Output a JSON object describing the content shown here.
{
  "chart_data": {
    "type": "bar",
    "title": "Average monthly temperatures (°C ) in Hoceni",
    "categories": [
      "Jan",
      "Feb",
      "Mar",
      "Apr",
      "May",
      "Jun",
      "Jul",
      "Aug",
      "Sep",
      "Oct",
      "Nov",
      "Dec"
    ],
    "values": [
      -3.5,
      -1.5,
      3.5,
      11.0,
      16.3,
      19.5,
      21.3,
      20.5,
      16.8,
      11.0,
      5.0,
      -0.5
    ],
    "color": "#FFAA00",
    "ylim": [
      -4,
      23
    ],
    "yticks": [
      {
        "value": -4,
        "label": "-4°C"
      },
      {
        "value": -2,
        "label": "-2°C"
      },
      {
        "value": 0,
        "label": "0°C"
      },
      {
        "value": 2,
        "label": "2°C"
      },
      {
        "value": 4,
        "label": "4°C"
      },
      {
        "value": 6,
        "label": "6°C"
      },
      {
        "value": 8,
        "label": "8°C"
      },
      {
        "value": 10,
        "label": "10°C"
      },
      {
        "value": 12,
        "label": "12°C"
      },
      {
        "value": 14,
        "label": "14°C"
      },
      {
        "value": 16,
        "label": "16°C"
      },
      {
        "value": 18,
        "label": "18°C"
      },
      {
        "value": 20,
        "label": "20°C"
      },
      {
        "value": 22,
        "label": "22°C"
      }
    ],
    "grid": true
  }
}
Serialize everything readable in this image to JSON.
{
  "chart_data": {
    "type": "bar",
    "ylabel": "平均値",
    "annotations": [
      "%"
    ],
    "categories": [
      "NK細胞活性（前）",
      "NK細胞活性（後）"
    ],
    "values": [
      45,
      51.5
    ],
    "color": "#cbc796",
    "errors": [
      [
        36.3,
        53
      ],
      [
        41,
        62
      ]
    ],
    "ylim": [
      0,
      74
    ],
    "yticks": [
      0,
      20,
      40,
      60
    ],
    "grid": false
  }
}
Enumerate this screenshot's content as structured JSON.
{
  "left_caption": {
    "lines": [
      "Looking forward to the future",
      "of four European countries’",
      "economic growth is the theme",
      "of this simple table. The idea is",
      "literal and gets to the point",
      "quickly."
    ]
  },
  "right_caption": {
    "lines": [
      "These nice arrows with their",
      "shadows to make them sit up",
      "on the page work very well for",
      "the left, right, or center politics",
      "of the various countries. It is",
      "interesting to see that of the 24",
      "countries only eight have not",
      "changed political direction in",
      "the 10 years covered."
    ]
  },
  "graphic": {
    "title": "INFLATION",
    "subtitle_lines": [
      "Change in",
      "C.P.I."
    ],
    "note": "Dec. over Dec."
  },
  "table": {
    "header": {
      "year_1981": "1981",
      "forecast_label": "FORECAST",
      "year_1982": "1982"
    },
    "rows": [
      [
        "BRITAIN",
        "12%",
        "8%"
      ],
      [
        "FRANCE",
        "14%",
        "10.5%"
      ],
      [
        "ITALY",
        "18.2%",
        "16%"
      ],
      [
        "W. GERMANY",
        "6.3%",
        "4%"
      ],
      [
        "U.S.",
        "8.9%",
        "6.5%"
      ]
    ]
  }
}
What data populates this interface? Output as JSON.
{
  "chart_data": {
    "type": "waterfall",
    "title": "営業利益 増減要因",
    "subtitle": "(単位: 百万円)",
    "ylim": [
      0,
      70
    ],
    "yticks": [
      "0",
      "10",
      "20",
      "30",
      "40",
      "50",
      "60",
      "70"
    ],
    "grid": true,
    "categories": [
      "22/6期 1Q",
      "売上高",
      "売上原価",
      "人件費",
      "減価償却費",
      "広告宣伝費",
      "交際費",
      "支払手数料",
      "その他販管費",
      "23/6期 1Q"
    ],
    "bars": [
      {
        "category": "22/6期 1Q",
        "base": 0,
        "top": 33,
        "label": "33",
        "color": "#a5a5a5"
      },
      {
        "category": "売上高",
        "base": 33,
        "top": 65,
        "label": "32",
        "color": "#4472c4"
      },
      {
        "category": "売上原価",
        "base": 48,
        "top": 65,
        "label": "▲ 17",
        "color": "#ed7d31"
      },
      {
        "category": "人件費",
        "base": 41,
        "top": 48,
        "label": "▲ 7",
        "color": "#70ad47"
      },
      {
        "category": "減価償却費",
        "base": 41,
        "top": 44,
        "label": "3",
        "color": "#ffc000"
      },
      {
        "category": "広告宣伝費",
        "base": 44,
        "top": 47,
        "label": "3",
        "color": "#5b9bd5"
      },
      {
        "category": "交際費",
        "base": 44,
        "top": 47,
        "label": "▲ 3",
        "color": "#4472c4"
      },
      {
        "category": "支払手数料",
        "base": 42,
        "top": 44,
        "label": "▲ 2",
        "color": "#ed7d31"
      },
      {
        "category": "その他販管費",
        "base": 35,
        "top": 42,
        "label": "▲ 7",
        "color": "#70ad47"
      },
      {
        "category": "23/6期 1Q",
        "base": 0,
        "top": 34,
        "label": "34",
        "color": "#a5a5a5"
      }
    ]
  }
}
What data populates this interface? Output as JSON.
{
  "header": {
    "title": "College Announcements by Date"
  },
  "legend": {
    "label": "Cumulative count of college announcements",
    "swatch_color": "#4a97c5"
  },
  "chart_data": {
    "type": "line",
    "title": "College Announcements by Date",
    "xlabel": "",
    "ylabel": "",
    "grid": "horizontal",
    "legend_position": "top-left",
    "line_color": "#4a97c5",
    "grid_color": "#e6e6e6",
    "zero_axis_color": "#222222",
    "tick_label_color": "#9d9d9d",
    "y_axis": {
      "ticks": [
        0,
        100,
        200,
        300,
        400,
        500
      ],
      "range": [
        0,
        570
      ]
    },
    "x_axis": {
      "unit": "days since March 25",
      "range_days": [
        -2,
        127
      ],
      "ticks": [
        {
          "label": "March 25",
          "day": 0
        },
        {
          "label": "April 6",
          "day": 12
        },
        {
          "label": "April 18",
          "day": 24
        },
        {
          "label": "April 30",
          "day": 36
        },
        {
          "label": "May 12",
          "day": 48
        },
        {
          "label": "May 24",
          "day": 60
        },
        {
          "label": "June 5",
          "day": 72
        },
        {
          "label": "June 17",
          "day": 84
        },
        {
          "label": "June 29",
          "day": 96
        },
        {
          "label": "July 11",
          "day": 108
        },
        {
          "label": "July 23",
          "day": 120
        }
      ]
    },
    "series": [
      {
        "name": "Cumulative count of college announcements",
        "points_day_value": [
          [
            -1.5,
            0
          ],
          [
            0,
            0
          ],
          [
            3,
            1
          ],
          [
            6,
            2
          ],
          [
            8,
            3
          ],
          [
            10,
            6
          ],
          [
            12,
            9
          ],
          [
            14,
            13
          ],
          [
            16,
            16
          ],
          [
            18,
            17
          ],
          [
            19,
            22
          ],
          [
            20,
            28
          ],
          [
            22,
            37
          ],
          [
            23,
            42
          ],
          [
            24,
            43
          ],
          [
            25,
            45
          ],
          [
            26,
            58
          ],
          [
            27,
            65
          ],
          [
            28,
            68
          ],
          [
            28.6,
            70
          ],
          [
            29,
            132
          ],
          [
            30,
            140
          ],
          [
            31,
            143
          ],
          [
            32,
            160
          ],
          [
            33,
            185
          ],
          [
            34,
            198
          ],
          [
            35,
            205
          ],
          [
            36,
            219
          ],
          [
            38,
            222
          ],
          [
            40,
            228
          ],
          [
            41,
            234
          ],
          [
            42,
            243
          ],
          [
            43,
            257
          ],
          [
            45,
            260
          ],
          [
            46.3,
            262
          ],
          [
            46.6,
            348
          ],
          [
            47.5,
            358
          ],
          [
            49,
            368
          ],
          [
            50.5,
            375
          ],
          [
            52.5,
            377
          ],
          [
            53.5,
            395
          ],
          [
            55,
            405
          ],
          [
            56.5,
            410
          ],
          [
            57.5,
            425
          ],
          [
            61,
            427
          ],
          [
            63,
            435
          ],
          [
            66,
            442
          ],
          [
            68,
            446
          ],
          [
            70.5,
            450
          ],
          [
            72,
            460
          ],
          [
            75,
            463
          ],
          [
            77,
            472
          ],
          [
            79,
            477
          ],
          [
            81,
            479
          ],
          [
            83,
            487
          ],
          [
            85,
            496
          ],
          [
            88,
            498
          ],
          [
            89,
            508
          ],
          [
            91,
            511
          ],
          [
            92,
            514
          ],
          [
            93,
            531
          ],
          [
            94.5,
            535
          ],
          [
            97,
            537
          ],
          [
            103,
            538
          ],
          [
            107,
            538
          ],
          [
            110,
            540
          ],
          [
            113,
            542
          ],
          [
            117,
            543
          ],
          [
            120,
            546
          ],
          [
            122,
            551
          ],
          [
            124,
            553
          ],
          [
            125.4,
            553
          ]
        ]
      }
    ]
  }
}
----------
▸ Set problem: Tally up how many lines in the preceding listing contain the word "content". Give nothing but the number.

▸ Response to this task: 2